= Task input =
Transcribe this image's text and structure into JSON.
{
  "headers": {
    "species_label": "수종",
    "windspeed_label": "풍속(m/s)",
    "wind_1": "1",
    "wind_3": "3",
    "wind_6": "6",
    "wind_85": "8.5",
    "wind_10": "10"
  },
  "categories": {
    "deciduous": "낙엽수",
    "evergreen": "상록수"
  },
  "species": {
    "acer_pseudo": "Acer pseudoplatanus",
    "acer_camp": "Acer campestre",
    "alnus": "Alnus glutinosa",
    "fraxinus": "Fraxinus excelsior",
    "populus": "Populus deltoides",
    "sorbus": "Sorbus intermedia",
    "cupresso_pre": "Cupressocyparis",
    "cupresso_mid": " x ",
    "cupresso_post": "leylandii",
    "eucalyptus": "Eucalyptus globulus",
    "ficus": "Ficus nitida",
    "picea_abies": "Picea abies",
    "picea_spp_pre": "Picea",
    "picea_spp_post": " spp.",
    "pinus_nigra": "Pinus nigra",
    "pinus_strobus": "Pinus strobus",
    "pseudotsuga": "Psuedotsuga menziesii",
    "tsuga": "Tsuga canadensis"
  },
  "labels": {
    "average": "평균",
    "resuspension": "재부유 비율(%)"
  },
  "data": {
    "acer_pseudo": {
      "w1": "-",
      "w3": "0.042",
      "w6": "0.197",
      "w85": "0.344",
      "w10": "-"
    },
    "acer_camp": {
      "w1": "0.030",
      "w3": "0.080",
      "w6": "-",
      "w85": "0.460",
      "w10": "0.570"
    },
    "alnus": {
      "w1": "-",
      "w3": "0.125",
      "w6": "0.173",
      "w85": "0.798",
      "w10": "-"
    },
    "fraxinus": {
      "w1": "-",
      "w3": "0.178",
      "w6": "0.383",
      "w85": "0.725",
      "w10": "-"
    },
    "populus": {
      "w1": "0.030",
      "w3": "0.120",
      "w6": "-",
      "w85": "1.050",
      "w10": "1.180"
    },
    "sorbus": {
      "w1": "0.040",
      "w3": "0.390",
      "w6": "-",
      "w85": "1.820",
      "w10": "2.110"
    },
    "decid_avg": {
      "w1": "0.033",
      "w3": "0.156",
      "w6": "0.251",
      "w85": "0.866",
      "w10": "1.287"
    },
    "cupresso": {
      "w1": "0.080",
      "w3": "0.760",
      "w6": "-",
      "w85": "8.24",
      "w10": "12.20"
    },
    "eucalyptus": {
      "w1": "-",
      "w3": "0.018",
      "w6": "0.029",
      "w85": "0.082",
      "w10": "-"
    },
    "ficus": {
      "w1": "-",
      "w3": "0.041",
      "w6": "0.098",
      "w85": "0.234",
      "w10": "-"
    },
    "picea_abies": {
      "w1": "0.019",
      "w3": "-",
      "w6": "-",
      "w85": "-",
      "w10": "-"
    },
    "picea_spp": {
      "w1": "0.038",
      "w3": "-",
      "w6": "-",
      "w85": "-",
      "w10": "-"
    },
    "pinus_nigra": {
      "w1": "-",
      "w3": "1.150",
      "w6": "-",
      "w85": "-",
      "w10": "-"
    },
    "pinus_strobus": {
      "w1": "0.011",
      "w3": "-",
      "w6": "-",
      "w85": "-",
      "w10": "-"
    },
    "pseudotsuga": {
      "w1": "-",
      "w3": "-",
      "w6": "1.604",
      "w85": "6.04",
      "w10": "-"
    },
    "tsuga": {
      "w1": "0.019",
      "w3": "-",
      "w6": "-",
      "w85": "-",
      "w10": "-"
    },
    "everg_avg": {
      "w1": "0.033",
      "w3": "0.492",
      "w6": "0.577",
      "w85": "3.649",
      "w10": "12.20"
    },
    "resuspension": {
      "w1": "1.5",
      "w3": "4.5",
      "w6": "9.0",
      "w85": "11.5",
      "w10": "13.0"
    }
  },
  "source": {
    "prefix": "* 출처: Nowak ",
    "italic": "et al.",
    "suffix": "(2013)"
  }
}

= Given task =
Emit the full listing verbatim.

= Solution to this task =
Transcribe this image's text and structure into JSON.
{
  "headers": {
    "species_label": "수종",
    "windspeed_label": "풍속(m/s)",
    "wind_1": "1",
    "wind_3": "3",
    "wind_6": "6",
    "wind_85": "8.5",
    "wind_10": "10"
  },
  "categories": {
    "deciduous": "낙엽수",
    "evergreen": "상록수"
  },
  "species": {
    "acer_pseudo": "Acer pseudoplatanus",
    "acer_camp": "Acer campestre",
    "alnus": "Alnus glutinosa",
    "fraxinus": "Fraxinus excelsior",
    "populus": "Populus deltoides",
    "sorbus": "Sorbus intermedia",
    "cupresso_pre": "Cupressocyparis",
    "cupresso_mid": " x ",
    "cupresso_post": "leylandii",
    "eucalyptus": "Eucalyptus globulus",
    "ficus": "Ficus nitida",
    "picea_abies": "Picea abies",
    "picea_spp_pre": "Picea",
    "picea_spp_post": " spp.",
    "pinus_nigra": "Pinus nigra",
    "pinus_strobus": "Pinus strobus",
    "pseudotsuga": "Psuedotsuga menziesii",
    "tsuga": "Tsuga canadensis"
  },
  "labels": {
    "average": "평균",
    "resuspension": "재부유 비율(%)"
  },
  "data": {
    "acer_pseudo": {
      "w1": "-",
      "w3": "0.042",
      "w6": "0.197",
      "w85": "0.344",
      "w10": "-"
    },
    "acer_camp": {
      "w1": "0.030",
      "w3": "0.080",
      "w6": "-",
      "w85": "0.460",
      "w10": "0.570"
    },
    "alnus": {
      "w1": "-",
      "w3": "0.125",
      "w6": "0.173",
      "w85": "0.798",
      "w10": "-"
    },
    "fraxinus": {
      "w1": "-",
      "w3": "0.178",
      "w6": "0.383",
      "w85": "0.725",
      "w10": "-"
    },
    "populus": {
      "w1": "0.030",
      "w3": "0.120",
      "w6": "-",
      "w85": "1.050",
      "w10": "1.180"
    },
    "sorbus": {
      "w1": "0.040",
      "w3": "0.390",
      "w6": "-",
      "w85": "1.820",
      "w10": "2.110"
    },
    "decid_avg": {
      "w1": "0.033",
      "w3": "0.156",
      "w6": "0.251",
      "w85": "0.866",
      "w10": "1.287"
    },
    "cupresso": {
      "w1": "0.080",
      "w3": "0.760",
      "w6": "-",
      "w85": "8.24",
      "w10": "12.20"
    },
    "eucalyptus": {
      "w1": "-",
      "w3": "0.018",
      "w6": "0.029",
      "w85": "0.082",
      "w10": "-"
    },
    "ficus": {
      "w1": "-",
      "w3": "0.041",
      "w6": "0.098",
      "w85": "0.234",
      "w10": "-"
    },
    "picea_abies": {
      "w1": "0.019",
      "w3": "-",
      "w6": "-",
      "w85": "-",
      "w10": "-"
    },
    "picea_spp": {
      "w1": "0.038",
      "w3": "-",
      "w6": "-",
      "w85": "-",
      "w10": "-"
    },
    "pinus_nigra": {
      "w1": "-",
      "w3": "1.150",
      "w6": "-",
      "w85": "-",
      "w10": "-"
    },
    "pinus_strobus": {
      "w1": "0.011",
      "w3": "-",
      "w6": "-",
      "w85": "-",
      "w10": "-"
    },
    "pseudotsuga": {
      "w1": "-",
      "w3": "-",
      "w6": "1.604",
      "w85": "6.04",
      "w10": "-"
    },
    "tsuga": {
      "w1": "0.019",
      "w3": "-",
      "w6": "-",
      "w85": "-",
      "w10": "-"
    },
    "everg_avg": {
      "w1": "0.033",
      "w3": "0.492",
      "w6": "0.577",
      "w85": "3.649",
      "w10": "12.20"
    },
    "resuspension": {
      "w1": "1.5",
      "w3": "4.5",
      "w6": "9.0",
      "w85": "11.5",
      "w10": "13.0"
    }
  },
  "source": {
    "prefix": "* 출처: Nowak ",
    "italic": "et al.",
    "suffix": "(2013)"
  }
}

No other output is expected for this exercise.